The records are to be restated in their entirety, word for word.
*-*-*
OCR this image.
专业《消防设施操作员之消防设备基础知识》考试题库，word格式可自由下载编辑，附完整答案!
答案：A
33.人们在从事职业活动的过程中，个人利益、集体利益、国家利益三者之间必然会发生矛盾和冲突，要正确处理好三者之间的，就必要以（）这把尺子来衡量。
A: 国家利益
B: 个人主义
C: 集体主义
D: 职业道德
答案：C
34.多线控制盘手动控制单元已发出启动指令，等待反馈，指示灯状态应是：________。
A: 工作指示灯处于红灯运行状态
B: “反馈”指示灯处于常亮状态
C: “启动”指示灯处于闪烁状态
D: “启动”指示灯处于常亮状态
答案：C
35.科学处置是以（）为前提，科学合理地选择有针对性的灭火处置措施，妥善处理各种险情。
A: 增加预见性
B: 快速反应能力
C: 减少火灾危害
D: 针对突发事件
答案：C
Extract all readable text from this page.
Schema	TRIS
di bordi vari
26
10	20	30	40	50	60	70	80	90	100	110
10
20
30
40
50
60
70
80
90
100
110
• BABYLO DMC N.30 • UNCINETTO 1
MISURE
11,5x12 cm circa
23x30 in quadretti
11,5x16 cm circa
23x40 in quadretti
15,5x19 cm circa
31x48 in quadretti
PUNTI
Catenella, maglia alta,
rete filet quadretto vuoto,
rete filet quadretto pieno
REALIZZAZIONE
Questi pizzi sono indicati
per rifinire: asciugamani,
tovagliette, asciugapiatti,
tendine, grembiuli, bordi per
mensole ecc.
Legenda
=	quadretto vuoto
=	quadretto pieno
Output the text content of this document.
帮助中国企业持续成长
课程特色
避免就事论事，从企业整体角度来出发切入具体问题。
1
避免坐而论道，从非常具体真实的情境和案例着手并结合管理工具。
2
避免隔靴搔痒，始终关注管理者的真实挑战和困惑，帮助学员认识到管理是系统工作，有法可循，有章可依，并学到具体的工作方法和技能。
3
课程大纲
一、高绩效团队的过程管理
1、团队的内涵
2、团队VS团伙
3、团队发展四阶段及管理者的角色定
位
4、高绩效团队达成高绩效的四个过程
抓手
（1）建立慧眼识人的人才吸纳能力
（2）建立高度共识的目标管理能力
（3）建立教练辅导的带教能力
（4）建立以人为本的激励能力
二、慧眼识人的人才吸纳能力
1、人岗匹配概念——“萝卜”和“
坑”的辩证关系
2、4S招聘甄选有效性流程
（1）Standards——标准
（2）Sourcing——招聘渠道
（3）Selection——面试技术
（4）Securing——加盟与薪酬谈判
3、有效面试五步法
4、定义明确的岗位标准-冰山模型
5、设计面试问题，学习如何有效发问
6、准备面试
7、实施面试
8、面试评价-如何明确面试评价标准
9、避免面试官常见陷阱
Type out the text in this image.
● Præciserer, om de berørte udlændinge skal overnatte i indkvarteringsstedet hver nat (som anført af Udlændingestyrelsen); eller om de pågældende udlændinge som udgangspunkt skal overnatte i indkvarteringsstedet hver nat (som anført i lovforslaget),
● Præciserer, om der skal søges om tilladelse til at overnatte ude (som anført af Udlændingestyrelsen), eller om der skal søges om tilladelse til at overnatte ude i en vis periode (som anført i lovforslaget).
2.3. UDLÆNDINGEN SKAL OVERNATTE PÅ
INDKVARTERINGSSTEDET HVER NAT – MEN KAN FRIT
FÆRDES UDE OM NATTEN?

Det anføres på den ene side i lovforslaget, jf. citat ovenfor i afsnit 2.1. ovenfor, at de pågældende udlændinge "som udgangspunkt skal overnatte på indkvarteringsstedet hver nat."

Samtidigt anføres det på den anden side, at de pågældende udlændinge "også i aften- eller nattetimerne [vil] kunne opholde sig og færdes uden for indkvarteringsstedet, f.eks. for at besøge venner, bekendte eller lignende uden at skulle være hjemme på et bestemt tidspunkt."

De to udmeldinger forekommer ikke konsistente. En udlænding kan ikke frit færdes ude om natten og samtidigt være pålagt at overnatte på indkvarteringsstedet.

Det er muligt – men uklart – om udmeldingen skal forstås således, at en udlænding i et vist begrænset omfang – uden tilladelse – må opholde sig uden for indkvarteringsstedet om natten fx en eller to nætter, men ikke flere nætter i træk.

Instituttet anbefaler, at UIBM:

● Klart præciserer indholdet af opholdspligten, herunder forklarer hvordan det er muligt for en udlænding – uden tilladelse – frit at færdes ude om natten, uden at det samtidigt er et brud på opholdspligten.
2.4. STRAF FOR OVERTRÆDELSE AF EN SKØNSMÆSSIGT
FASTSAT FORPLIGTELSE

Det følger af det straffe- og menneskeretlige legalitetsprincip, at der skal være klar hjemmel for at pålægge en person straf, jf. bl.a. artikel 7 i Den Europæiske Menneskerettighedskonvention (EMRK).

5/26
*-*-*
> Solution to the exercise
OCR this image.
专业《消防设施操作员之消防设备基础知识》考试题库，word格式可自由下载编辑，附完整答案!
答案：A
33.人们在从事职业活动的过程中，个人利益、集体利益、国家利益三者之间必然会发生矛盾和冲突，要正确处理好三者之间的，就必要以（）这把尺子来衡量。
A: 国家利益
B: 个人主义
C: 集体主义
D: 职业道德
答案：C
34.多线控制盘手动控制单元已发出启动指令，等待反馈，指示灯状态应是：________。
A: 工作指示灯处于红灯运行状态
B: “反馈”指示灯处于常亮状态
C: “启动”指示灯处于闪烁状态
D: “启动”指示灯处于常亮状态
答案：C
35.科学处置是以（）为前提，科学合理地选择有针对性的灭火处置措施，妥善处理各种险情。
A: 增加预见性
B: 快速反应能力
C: 减少火灾危害
D: 针对突发事件
答案：C
Extract all readable text from this page.
Schema	TRIS
di bordi vari
26
10	20	30	40	50	60	70	80	90	100	110
10
20
30
40
50
60
70
80
90
100
110
• BABYLO DMC N.30 • UNCINETTO 1
MISURE
11,5x12 cm circa
23x30 in quadretti
11,5x16 cm circa
23x40 in quadretti
15,5x19 cm circa
31x48 in quadretti
PUNTI
Catenella, maglia alta,
rete filet quadretto vuoto,
rete filet quadretto pieno
REALIZZAZIONE
Questi pizzi sono indicati
per rifinire: asciugamani,
tovagliette, asciugapiatti,
tendine, grembiuli, bordi per
mensole ecc.
Legenda
=	quadretto vuoto
=	quadretto pieno
Output the text content of this document.
帮助中国企业持续成长
课程特色
避免就事论事，从企业整体角度来出发切入具体问题。
1
避免坐而论道，从非常具体真实的情境和案例着手并结合管理工具。
2
避免隔靴搔痒，始终关注管理者的真实挑战和困惑，帮助学员认识到管理是系统工作，有法可循，有章可依，并学到具体的工作方法和技能。
3
课程大纲
一、高绩效团队的过程管理
1、团队的内涵
2、团队VS团伙
3、团队发展四阶段及管理者的角色定
位
4、高绩效团队达成高绩效的四个过程
抓手
（1）建立慧眼识人的人才吸纳能力
（2）建立高度共识的目标管理能力
（3）建立教练辅导的带教能力
（4）建立以人为本的激励能力
二、慧眼识人的人才吸纳能力
1、人岗匹配概念——“萝卜”和“
坑”的辩证关系
2、4S招聘甄选有效性流程
（1）Standards——标准
（2）Sourcing——招聘渠道
（3）Selection——面试技术
（4）Securing——加盟与薪酬谈判
3、有效面试五步法
4、定义明确的岗位标准-冰山模型
5、设计面试问题，学习如何有效发问
6、准备面试
7、实施面试
8、面试评价-如何明确面试评价标准
9、避免面试官常见陷阱
Type out the text in this image.
● Præciserer, om de berørte udlændinge skal overnatte i indkvarteringsstedet hver nat (som anført af Udlændingestyrelsen); eller om de pågældende udlændinge som udgangspunkt skal overnatte i indkvarteringsstedet hver nat (som anført i lovforslaget),
● Præciserer, om der skal søges om tilladelse til at overnatte ude (som anført af Udlændingestyrelsen), eller om der skal søges om tilladelse til at overnatte ude i en vis periode (som anført i lovforslaget).
2.3. UDLÆNDINGEN SKAL OVERNATTE PÅ
INDKVARTERINGSSTEDET HVER NAT – MEN KAN FRIT
FÆRDES UDE OM NATTEN?

Det anføres på den ene side i lovforslaget, jf. citat ovenfor i afsnit 2.1. ovenfor, at de pågældende udlændinge "som udgangspunkt skal overnatte på indkvarteringsstedet hver nat."

Samtidigt anføres det på den anden side, at de pågældende udlændinge "også i aften- eller nattetimerne [vil] kunne opholde sig og færdes uden for indkvarteringsstedet, f.eks. for at besøge venner, bekendte eller lignende uden at skulle være hjemme på et bestemt tidspunkt."

De to udmeldinger forekommer ikke konsistente. En udlænding kan ikke frit færdes ude om natten og samtidigt være pålagt at overnatte på indkvarteringsstedet.

Det er muligt – men uklart – om udmeldingen skal forstås således, at en udlænding i et vist begrænset omfang – uden tilladelse – må opholde sig uden for indkvarteringsstedet om natten fx en eller to nætter, men ikke flere nætter i træk.

Instituttet anbefaler, at UIBM:

● Klart præciserer indholdet af opholdspligten, herunder forklarer hvordan det er muligt for en udlænding – uden tilladelse – frit at færdes ude om natten, uden at det samtidigt er et brud på opholdspligten.
2.4. STRAF FOR OVERTRÆDELSE AF EN SKØNSMÆSSIGT
FASTSAT FORPLIGTELSE

Det følger af det straffe- og menneskeretlige legalitetsprincip, at der skal være klar hjemmel for at pålægge en person straf, jf. bl.a. artikel 7 i Den Europæiske Menneskerettighedskonvention (EMRK).

5/26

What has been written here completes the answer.